------ Given records

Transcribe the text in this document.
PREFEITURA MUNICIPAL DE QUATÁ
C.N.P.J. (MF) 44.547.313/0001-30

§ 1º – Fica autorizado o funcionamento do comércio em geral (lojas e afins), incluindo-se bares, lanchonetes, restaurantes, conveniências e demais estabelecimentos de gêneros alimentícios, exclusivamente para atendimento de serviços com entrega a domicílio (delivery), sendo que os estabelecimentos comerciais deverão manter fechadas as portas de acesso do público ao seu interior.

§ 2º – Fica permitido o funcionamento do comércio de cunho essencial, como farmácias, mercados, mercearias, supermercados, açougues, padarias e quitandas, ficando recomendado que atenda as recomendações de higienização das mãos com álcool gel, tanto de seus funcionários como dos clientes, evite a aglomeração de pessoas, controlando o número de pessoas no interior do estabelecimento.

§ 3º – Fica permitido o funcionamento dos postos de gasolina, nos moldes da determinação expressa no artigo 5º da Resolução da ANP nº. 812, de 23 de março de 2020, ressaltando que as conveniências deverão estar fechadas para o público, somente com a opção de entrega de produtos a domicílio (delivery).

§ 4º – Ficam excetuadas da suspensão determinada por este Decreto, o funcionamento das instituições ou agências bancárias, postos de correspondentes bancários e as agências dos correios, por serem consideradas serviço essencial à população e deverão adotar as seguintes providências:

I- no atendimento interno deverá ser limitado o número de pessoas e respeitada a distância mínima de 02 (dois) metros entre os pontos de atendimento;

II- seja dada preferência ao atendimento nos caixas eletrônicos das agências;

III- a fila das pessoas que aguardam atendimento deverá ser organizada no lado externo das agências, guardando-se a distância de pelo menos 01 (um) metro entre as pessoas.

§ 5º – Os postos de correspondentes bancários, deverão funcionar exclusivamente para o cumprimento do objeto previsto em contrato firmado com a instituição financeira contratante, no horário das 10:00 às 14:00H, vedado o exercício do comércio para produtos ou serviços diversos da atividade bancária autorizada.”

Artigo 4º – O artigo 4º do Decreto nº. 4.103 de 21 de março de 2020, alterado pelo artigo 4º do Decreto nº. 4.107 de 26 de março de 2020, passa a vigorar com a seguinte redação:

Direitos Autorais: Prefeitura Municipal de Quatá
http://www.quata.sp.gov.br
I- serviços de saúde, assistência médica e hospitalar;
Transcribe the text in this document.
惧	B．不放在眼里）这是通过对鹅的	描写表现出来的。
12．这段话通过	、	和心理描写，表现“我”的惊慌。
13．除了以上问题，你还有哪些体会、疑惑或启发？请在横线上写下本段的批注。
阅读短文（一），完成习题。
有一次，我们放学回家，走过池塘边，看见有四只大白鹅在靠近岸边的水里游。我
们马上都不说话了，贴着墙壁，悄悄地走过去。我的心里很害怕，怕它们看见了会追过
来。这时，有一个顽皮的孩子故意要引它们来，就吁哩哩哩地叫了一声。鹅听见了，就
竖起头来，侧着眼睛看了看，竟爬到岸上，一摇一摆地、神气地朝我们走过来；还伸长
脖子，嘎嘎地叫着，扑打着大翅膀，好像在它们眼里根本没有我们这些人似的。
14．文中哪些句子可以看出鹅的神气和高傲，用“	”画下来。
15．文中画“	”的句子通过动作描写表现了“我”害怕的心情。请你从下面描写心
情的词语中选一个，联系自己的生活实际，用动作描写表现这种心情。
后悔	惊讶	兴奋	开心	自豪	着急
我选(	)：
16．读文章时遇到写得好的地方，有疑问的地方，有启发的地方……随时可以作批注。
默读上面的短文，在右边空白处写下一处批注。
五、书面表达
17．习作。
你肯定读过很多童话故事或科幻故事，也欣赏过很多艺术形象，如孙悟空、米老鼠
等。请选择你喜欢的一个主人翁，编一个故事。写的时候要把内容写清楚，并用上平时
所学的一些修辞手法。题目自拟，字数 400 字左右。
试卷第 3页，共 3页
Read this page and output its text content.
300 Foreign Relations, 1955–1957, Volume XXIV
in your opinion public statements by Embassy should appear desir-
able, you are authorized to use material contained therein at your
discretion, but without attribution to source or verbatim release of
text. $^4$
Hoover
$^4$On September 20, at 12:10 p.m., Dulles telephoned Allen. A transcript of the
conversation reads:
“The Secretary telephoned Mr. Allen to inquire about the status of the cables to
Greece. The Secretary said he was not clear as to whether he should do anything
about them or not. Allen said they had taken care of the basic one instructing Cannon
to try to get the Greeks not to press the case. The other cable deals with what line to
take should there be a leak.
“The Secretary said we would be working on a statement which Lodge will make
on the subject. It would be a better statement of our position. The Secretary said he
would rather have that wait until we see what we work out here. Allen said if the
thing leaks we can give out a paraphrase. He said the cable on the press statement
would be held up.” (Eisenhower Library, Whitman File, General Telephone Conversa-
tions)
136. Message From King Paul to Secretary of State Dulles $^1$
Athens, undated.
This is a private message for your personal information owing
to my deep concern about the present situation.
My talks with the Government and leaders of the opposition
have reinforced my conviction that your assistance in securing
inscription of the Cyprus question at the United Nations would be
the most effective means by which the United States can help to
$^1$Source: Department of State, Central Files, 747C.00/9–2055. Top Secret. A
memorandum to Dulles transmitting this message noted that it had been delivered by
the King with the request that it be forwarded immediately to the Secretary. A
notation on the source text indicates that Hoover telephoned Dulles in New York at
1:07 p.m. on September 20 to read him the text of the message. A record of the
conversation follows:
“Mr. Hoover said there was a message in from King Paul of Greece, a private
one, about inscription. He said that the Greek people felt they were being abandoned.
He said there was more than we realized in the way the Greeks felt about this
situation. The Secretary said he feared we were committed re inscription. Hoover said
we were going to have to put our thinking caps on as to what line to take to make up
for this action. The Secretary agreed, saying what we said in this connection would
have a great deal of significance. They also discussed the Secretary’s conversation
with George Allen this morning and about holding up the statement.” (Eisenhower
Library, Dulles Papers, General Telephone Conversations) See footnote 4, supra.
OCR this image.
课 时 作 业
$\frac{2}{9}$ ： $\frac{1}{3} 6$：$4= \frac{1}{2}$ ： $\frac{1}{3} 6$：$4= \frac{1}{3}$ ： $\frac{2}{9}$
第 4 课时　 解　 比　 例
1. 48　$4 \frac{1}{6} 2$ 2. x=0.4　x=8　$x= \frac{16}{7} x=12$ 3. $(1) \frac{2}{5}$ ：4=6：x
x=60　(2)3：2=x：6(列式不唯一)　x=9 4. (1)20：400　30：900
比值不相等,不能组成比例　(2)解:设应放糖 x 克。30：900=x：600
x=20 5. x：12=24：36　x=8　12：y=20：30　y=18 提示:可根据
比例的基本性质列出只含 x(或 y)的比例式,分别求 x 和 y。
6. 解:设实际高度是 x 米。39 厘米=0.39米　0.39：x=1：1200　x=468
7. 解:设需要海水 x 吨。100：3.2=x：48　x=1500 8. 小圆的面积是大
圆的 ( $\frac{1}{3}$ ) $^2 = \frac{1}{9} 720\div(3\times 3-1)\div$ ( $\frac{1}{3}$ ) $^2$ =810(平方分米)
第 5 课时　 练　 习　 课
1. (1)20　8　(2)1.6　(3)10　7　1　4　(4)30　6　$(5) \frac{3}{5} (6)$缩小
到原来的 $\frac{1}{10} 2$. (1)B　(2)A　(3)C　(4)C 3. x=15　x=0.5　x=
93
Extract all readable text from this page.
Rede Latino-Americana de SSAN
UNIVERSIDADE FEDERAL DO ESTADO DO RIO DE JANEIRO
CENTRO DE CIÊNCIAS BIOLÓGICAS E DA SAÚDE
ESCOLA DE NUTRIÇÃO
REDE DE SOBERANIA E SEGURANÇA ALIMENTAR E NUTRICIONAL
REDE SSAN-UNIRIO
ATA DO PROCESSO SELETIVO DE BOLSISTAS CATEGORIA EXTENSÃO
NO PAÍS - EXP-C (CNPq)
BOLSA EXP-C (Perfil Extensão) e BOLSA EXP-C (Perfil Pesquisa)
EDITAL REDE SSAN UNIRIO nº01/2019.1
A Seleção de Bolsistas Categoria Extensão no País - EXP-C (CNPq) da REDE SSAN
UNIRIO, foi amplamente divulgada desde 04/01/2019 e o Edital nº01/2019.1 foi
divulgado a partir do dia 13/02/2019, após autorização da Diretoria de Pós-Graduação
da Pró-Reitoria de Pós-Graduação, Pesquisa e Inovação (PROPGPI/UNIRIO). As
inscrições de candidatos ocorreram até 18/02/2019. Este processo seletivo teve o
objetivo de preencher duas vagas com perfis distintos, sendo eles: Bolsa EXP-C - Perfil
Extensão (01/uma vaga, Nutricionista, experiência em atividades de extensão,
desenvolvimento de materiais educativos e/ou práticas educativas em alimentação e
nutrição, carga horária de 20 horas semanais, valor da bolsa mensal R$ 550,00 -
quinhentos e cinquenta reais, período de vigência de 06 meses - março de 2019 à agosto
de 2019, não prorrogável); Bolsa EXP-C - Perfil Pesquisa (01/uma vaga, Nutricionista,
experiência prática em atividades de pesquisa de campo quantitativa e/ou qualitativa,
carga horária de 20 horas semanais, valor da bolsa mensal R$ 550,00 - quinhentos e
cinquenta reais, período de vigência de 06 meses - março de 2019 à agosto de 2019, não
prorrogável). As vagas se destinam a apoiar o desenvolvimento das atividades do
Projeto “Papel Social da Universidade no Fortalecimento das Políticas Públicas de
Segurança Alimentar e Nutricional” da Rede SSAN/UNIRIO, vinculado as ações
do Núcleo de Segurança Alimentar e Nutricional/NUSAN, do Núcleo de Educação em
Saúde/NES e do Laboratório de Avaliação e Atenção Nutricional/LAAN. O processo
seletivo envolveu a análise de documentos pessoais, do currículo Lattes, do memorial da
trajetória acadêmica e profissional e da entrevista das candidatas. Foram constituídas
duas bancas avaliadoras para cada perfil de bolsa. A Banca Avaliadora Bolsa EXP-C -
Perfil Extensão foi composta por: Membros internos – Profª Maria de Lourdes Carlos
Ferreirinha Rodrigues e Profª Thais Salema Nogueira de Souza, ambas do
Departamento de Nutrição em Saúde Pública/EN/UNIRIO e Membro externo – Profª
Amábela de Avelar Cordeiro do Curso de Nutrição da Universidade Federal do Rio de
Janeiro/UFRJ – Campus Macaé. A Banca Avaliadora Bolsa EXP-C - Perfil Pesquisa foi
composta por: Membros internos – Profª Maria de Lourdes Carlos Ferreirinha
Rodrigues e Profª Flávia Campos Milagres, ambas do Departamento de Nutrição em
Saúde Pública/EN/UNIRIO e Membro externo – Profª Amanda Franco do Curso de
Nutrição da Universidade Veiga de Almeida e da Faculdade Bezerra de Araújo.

------------

> **Your objective**
Show all lines from the records above where the word "Curso" occurs.

> **Complete response**
Amábela de Avelar Cordeiro do Curso de Nutrição da Universidade Federal do Rio de
Saúde Pública/EN/UNIRIO e Membro externo – Profª Amanda Franco do Curso de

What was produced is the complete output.